Your goal
Tell how many lines have the string "train" in them, and write nothing besides the number.

Exercise inputs
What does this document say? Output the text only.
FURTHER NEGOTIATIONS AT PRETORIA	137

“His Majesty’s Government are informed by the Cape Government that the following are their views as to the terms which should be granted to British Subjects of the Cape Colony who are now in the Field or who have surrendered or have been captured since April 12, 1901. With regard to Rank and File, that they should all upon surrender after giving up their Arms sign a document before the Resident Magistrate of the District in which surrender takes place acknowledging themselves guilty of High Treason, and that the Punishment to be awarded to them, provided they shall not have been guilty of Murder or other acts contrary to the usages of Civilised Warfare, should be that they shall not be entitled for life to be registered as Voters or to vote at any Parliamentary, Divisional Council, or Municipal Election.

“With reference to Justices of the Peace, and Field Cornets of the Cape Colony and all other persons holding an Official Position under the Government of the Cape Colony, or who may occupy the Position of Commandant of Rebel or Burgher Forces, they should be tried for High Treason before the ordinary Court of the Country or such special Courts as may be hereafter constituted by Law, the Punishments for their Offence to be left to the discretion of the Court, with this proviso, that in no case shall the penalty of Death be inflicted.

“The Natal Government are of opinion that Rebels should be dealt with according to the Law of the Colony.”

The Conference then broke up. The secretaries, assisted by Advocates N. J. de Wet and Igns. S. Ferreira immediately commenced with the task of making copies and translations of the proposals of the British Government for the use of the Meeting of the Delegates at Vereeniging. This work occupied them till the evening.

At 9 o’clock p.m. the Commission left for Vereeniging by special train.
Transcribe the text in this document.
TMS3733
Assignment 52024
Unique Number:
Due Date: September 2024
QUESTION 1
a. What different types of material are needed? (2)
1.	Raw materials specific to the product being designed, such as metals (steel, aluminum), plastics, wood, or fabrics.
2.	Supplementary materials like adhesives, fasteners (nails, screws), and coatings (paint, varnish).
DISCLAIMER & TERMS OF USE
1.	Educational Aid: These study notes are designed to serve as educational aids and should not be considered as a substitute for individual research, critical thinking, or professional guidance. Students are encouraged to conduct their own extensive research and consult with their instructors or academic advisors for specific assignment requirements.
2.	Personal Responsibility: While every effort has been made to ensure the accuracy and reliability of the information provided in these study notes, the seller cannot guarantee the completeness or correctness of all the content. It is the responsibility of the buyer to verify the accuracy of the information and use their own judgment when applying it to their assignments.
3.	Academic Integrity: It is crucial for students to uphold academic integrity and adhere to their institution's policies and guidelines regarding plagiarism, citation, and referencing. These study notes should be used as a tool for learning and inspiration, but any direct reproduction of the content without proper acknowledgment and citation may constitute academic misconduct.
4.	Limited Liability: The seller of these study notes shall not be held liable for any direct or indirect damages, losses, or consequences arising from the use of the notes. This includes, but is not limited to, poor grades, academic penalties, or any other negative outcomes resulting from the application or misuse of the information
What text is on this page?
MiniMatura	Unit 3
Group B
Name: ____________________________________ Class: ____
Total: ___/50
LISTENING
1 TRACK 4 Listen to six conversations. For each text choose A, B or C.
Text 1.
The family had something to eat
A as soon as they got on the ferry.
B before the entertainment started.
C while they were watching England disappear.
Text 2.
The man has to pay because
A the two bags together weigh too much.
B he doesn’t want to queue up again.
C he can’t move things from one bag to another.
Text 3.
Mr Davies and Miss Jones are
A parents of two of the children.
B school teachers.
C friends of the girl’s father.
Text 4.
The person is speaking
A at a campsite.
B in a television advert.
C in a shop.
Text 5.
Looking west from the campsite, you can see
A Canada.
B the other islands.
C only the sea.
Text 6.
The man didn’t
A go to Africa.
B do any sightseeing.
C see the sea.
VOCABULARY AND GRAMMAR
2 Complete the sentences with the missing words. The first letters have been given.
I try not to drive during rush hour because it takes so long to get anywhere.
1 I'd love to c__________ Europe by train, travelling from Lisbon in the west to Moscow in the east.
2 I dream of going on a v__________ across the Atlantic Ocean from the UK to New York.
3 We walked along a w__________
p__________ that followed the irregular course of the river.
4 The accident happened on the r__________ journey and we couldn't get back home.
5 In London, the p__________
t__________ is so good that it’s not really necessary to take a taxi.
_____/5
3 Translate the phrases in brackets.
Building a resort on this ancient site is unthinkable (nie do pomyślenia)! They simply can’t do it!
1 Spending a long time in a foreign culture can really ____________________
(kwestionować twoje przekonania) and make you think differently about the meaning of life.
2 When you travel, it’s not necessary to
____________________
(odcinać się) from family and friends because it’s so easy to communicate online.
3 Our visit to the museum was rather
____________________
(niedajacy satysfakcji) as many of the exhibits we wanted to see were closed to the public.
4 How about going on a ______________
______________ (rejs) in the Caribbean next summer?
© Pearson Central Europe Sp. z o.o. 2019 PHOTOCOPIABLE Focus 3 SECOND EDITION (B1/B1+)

Solution
2